⟨

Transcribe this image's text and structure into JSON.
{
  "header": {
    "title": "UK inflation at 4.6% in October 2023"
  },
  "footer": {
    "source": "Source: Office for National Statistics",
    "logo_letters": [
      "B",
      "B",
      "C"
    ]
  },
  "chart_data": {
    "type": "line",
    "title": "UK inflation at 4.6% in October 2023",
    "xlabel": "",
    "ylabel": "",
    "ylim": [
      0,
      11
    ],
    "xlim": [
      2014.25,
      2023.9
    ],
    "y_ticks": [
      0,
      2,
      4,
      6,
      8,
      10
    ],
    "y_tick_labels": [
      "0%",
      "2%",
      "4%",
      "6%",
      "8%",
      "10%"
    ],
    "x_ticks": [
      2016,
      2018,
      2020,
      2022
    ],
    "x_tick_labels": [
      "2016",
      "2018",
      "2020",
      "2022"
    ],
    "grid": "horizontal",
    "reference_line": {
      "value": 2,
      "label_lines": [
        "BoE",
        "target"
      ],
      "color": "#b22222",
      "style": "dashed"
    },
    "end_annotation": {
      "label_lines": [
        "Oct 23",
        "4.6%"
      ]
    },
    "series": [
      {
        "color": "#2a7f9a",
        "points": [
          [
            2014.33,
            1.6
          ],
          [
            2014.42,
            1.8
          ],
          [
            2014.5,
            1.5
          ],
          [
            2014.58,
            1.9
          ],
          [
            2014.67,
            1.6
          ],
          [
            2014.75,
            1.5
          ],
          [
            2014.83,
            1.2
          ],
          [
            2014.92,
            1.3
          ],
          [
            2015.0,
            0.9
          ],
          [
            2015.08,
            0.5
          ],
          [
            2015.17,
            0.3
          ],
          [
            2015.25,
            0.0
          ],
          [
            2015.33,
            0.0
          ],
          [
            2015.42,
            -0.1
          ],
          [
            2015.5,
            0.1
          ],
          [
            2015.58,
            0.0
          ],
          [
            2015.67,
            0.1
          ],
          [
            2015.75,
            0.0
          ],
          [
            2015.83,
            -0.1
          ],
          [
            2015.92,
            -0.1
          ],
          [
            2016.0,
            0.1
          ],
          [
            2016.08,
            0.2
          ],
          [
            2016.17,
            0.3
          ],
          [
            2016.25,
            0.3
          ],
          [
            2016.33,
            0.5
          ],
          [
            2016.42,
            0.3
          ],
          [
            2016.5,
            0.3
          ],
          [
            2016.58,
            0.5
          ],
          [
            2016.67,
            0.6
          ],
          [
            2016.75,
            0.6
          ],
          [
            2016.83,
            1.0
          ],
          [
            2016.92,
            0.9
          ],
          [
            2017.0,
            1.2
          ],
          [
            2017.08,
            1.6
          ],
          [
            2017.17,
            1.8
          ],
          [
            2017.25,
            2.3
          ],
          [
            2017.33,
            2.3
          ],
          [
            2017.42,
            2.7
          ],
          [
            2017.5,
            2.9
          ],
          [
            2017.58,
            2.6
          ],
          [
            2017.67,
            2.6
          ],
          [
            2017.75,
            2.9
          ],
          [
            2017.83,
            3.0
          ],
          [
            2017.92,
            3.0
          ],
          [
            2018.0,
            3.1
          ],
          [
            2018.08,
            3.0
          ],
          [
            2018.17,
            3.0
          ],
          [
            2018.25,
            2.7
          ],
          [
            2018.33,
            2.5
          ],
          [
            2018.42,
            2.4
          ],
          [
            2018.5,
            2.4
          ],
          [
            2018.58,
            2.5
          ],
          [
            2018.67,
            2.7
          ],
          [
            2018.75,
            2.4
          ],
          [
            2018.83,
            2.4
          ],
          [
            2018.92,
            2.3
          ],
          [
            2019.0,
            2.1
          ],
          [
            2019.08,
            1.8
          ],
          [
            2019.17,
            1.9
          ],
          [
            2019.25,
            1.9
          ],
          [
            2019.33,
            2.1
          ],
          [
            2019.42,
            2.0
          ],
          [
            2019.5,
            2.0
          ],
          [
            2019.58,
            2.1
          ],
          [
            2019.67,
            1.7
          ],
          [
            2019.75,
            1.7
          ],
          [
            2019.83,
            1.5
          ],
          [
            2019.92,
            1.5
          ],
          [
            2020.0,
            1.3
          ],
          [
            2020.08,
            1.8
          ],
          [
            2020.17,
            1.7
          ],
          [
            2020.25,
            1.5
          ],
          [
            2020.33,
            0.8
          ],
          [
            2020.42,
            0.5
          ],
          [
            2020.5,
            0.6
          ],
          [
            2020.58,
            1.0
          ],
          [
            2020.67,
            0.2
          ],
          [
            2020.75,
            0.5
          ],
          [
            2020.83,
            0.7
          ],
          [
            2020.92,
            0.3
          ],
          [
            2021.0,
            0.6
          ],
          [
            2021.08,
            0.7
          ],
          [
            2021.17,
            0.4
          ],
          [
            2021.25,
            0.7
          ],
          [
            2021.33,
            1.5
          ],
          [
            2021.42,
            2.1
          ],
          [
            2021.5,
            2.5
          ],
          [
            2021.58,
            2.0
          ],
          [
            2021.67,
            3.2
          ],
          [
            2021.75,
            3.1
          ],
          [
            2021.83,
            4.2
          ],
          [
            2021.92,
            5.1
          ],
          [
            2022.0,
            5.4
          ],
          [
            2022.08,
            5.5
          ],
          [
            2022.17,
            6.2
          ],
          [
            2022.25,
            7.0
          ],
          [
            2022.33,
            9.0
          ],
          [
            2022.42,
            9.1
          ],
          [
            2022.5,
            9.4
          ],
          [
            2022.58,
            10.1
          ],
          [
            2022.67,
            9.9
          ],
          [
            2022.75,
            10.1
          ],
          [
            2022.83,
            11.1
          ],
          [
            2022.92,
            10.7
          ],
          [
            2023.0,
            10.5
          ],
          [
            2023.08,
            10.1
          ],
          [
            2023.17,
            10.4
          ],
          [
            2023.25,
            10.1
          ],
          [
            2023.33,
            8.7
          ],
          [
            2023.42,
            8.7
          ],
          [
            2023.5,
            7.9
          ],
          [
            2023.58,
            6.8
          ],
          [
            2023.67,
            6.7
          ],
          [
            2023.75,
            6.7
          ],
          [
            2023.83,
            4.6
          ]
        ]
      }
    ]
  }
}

⟩

Set exercise - Restate each of the entries above verbatim.

Solution to this exercise -
Transcribe this image's text and structure into JSON.
{
  "header": {
    "title": "UK inflation at 4.6% in October 2023"
  },
  "footer": {
    "source": "Source: Office for National Statistics",
    "logo_letters": [
      "B",
      "B",
      "C"
    ]
  },
  "chart_data": {
    "type": "line",
    "title": "UK inflation at 4.6% in October 2023",
    "xlabel": "",
    "ylabel": "",
    "ylim": [
      0,
      11
    ],
    "xlim": [
      2014.25,
      2023.9
    ],
    "y_ticks": [
      0,
      2,
      4,
      6,
      8,
      10
    ],
    "y_tick_labels": [
      "0%",
      "2%",
      "4%",
      "6%",
      "8%",
      "10%"
    ],
    "x_ticks": [
      2016,
      2018,
      2020,
      2022
    ],
    "x_tick_labels": [
      "2016",
      "2018",
      "2020",
      "2022"
    ],
    "grid": "horizontal",
    "reference_line": {
      "value": 2,
      "label_lines": [
        "BoE",
        "target"
      ],
      "color": "#b22222",
      "style": "dashed"
    },
    "end_annotation": {
      "label_lines": [
        "Oct 23",
        "4.6%"
      ]
    },
    "series": [
      {
        "color": "#2a7f9a",
        "points": [
          [
            2014.33,
            1.6
          ],
          [
            2014.42,
            1.8
          ],
          [
            2014.5,
            1.5
          ],
          [
            2014.58,
            1.9
          ],
          [
            2014.67,
            1.6
          ],
          [
            2014.75,
            1.5
          ],
          [
            2014.83,
            1.2
          ],
          [
            2014.92,
            1.3
          ],
          [
            2015.0,
            0.9
          ],
          [
            2015.08,
            0.5
          ],
          [
            2015.17,
            0.3
          ],
          [
            2015.25,
            0.0
          ],
          [
            2015.33,
            0.0
          ],
          [
            2015.42,
            -0.1
          ],
          [
            2015.5,
            0.1
          ],
          [
            2015.58,
            0.0
          ],
          [
            2015.67,
            0.1
          ],
          [
            2015.75,
            0.0
          ],
          [
            2015.83,
            -0.1
          ],
          [
            2015.92,
            -0.1
          ],
          [
            2016.0,
            0.1
          ],
          [
            2016.08,
            0.2
          ],
          [
            2016.17,
            0.3
          ],
          [
            2016.25,
            0.3
          ],
          [
            2016.33,
            0.5
          ],
          [
            2016.42,
            0.3
          ],
          [
            2016.5,
            0.3
          ],
          [
            2016.58,
            0.5
          ],
          [
            2016.67,
            0.6
          ],
          [
            2016.75,
            0.6
          ],
          [
            2016.83,
            1.0
          ],
          [
            2016.92,
            0.9
          ],
          [
            2017.0,
            1.2
          ],
          [
            2017.08,
            1.6
          ],
          [
            2017.17,
            1.8
          ],
          [
            2017.25,
            2.3
          ],
          [
            2017.33,
            2.3
          ],
          [
            2017.42,
            2.7
          ],
          [
            2017.5,
            2.9
          ],
          [
            2017.58,
            2.6
          ],
          [
            2017.67,
            2.6
          ],
          [
            2017.75,
            2.9
          ],
          [
            2017.83,
            3.0
          ],
          [
            2017.92,
            3.0
          ],
          [
            2018.0,
            3.1
          ],
          [
            2018.08,
            3.0
          ],
          [
            2018.17,
            3.0
          ],
          [
            2018.25,
            2.7
          ],
          [
            2018.33,
            2.5
          ],
          [
            2018.42,
            2.4
          ],
          [
            2018.5,
            2.4
          ],
          [
            2018.58,
            2.5
          ],
          [
            2018.67,
            2.7
          ],
          [
            2018.75,
            2.4
          ],
          [
            2018.83,
            2.4
          ],
          [
            2018.92,
            2.3
          ],
          [
            2019.0,
            2.1
          ],
          [
            2019.08,
            1.8
          ],
          [
            2019.17,
            1.9
          ],
          [
            2019.25,
            1.9
          ],
          [
            2019.33,
            2.1
          ],
          [
            2019.42,
            2.0
          ],
          [
            2019.5,
            2.0
          ],
          [
            2019.58,
            2.1
          ],
          [
            2019.67,
            1.7
          ],
          [
            2019.75,
            1.7
          ],
          [
            2019.83,
            1.5
          ],
          [
            2019.92,
            1.5
          ],
          [
            2020.0,
            1.3
          ],
          [
            2020.08,
            1.8
          ],
          [
            2020.17,
            1.7
          ],
          [
            2020.25,
            1.5
          ],
          [
            2020.33,
            0.8
          ],
          [
            2020.42,
            0.5
          ],
          [
            2020.5,
            0.6
          ],
          [
            2020.58,
            1.0
          ],
          [
            2020.67,
            0.2
          ],
          [
            2020.75,
            0.5
          ],
          [
            2020.83,
            0.7
          ],
          [
            2020.92,
            0.3
          ],
          [
            2021.0,
            0.6
          ],
          [
            2021.08,
            0.7
          ],
          [
            2021.17,
            0.4
          ],
          [
            2021.25,
            0.7
          ],
          [
            2021.33,
            1.5
          ],
          [
            2021.42,
            2.1
          ],
          [
            2021.5,
            2.5
          ],
          [
            2021.58,
            2.0
          ],
          [
            2021.67,
            3.2
          ],
          [
            2021.75,
            3.1
          ],
          [
            2021.83,
            4.2
          ],
          [
            2021.92,
            5.1
          ],
          [
            2022.0,
            5.4
          ],
          [
            2022.08,
            5.5
          ],
          [
            2022.17,
            6.2
          ],
          [
            2022.25,
            7.0
          ],
          [
            2022.33,
            9.0
          ],
          [
            2022.42,
            9.1
          ],
          [
            2022.5,
            9.4
          ],
          [
            2022.58,
            10.1
          ],
          [
            2022.67,
            9.9
          ],
          [
            2022.75,
            10.1
          ],
          [
            2022.83,
            11.1
          ],
          [
            2022.92,
            10.7
          ],
          [
            2023.0,
            10.5
          ],
          [
            2023.08,
            10.1
          ],
          [
            2023.17,
            10.4
          ],
          [
            2023.25,
            10.1
          ],
          [
            2023.33,
            8.7
          ],
          [
            2023.42,
            8.7
          ],
          [
            2023.5,
            7.9
          ],
          [
            2023.58,
            6.8
          ],
          [
            2023.67,
            6.7
          ],
          [
            2023.75,
            6.7
          ],
          [
            2023.83,
            4.6
          ]
        ]
      }
    ]
  }
}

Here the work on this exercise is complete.